Carry none of the pictures over; set down the material below exactly.

Items listed in a dataset
┌──

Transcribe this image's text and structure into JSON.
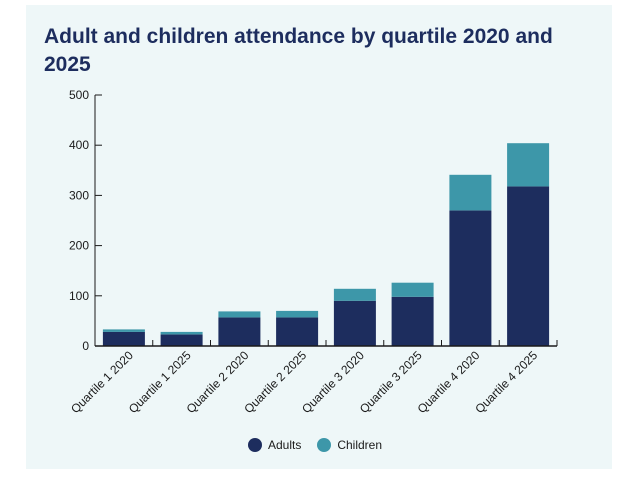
{
  "chart_data": {
    "type": "bar",
    "stacked": true,
    "title": "Adult and children attendance by quartile 2020 and 2025",
    "xlabel": "",
    "ylabel": "",
    "ylim": [
      0,
      500
    ],
    "yticks": [
      0,
      100,
      200,
      300,
      400,
      500
    ],
    "categories": [
      "Quartile 1 2020",
      "Quartile 1 2025",
      "Quartile 2 2020",
      "Quartile 2 2025",
      "Quartile 3 2020",
      "Quartile 3 2025",
      "Quartile 4 2020",
      "Quartile 4 2025"
    ],
    "series": [
      {
        "name": "Adults",
        "color": "#1d2d5e",
        "values": [
          28,
          23,
          57,
          57,
          90,
          98,
          270,
          318
        ]
      },
      {
        "name": "Children",
        "color": "#3d97a9",
        "values": [
          5,
          5,
          12,
          13,
          24,
          28,
          71,
          86
        ]
      }
    ],
    "legend": "bottom-center",
    "grid": false
  },
  "colors": {
    "panel_background": "#eef7f8",
    "title_color": "#1d2d5e",
    "axis_color": "#1a1a1a"
  }
}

└──

**Expected output**
Transcribe this image's text and structure into JSON.
{
  "chart_data": {
    "type": "bar",
    "stacked": true,
    "title": "Adult and children attendance by quartile 2020 and 2025",
    "xlabel": "",
    "ylabel": "",
    "ylim": [
      0,
      500
    ],
    "yticks": [
      0,
      100,
      200,
      300,
      400,
      500
    ],
    "categories": [
      "Quartile 1 2020",
      "Quartile 1 2025",
      "Quartile 2 2020",
      "Quartile 2 2025",
      "Quartile 3 2020",
      "Quartile 3 2025",
      "Quartile 4 2020",
      "Quartile 4 2025"
    ],
    "series": [
      {
        "name": "Adults",
        "color": "#1d2d5e",
        "values": [
          28,
          23,
          57,
          57,
          90,
          98,
          270,
          318
        ]
      },
      {
        "name": "Children",
        "color": "#3d97a9",
        "values": [
          5,
          5,
          12,
          13,
          24,
          28,
          71,
          86
        ]
      }
    ],
    "legend": "bottom-center",
    "grid": false
  },
  "colors": {
    "panel_background": "#eef7f8",
    "title_color": "#1d2d5e",
    "axis_color": "#1a1a1a"
  }
}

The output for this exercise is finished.